The data below needs to be returned exactly, line for line.

## begin Dataset extract

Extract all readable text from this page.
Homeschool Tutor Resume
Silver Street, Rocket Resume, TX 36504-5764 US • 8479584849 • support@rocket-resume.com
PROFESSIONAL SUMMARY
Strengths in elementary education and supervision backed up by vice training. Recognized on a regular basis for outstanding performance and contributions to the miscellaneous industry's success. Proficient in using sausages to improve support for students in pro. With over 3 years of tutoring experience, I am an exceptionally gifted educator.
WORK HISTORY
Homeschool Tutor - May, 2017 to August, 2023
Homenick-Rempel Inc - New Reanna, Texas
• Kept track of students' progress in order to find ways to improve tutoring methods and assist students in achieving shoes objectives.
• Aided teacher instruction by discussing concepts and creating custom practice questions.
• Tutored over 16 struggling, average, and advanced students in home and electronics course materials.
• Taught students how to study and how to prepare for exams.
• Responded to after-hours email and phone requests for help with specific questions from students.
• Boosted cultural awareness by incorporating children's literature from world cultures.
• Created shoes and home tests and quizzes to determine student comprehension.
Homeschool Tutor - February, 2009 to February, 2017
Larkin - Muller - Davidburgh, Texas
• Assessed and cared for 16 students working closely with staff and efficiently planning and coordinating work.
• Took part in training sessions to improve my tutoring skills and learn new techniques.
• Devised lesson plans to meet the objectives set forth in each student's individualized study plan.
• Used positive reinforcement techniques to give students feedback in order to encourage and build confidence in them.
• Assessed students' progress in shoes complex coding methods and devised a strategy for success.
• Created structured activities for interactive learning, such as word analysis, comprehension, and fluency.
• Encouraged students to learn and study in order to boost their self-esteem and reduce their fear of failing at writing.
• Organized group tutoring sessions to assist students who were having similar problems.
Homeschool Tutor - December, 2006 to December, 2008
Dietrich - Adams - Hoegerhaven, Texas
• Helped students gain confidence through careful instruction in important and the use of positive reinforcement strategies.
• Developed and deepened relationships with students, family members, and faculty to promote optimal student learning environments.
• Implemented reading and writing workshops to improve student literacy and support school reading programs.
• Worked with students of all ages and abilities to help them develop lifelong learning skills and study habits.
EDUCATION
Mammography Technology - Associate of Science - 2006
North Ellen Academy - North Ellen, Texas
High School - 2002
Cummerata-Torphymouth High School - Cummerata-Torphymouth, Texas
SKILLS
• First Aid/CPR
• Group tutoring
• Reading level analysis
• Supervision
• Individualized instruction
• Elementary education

## end Dataset extract

▶ The answer
Extract all readable text from this page.
Homeschool Tutor Resume
Silver Street, Rocket Resume, TX 36504-5764 US • 8479584849 • support@rocket-resume.com
PROFESSIONAL SUMMARY
Strengths in elementary education and supervision backed up by vice training. Recognized on a regular basis for outstanding performance and contributions to the miscellaneous industry's success. Proficient in using sausages to improve support for students in pro. With over 3 years of tutoring experience, I am an exceptionally gifted educator.
WORK HISTORY
Homeschool Tutor - May, 2017 to August, 2023
Homenick-Rempel Inc - New Reanna, Texas
• Kept track of students' progress in order to find ways to improve tutoring methods and assist students in achieving shoes objectives.
• Aided teacher instruction by discussing concepts and creating custom practice questions.
• Tutored over 16 struggling, average, and advanced students in home and electronics course materials.
• Taught students how to study and how to prepare for exams.
• Responded to after-hours email and phone requests for help with specific questions from students.
• Boosted cultural awareness by incorporating children's literature from world cultures.
• Created shoes and home tests and quizzes to determine student comprehension.
Homeschool Tutor - February, 2009 to February, 2017
Larkin - Muller - Davidburgh, Texas
• Assessed and cared for 16 students working closely with staff and efficiently planning and coordinating work.
• Took part in training sessions to improve my tutoring skills and learn new techniques.
• Devised lesson plans to meet the objectives set forth in each student's individualized study plan.
• Used positive reinforcement techniques to give students feedback in order to encourage and build confidence in them.
• Assessed students' progress in shoes complex coding methods and devised a strategy for success.
• Created structured activities for interactive learning, such as word analysis, comprehension, and fluency.
• Encouraged students to learn and study in order to boost their self-esteem and reduce their fear of failing at writing.
• Organized group tutoring sessions to assist students who were having similar problems.
Homeschool Tutor - December, 2006 to December, 2008
Dietrich - Adams - Hoegerhaven, Texas
• Helped students gain confidence through careful instruction in important and the use of positive reinforcement strategies.
• Developed and deepened relationships with students, family members, and faculty to promote optimal student learning environments.
• Implemented reading and writing workshops to improve student literacy and support school reading programs.
• Worked with students of all ages and abilities to help them develop lifelong learning skills and study habits.
EDUCATION
Mammography Technology - Associate of Science - 2006
North Ellen Academy - North Ellen, Texas
High School - 2002
Cummerata-Torphymouth High School - Cummerata-Torphymouth, Texas
SKILLS
• First Aid/CPR
• Group tutoring
• Reading level analysis
• Supervision
• Individualized instruction
• Elementary education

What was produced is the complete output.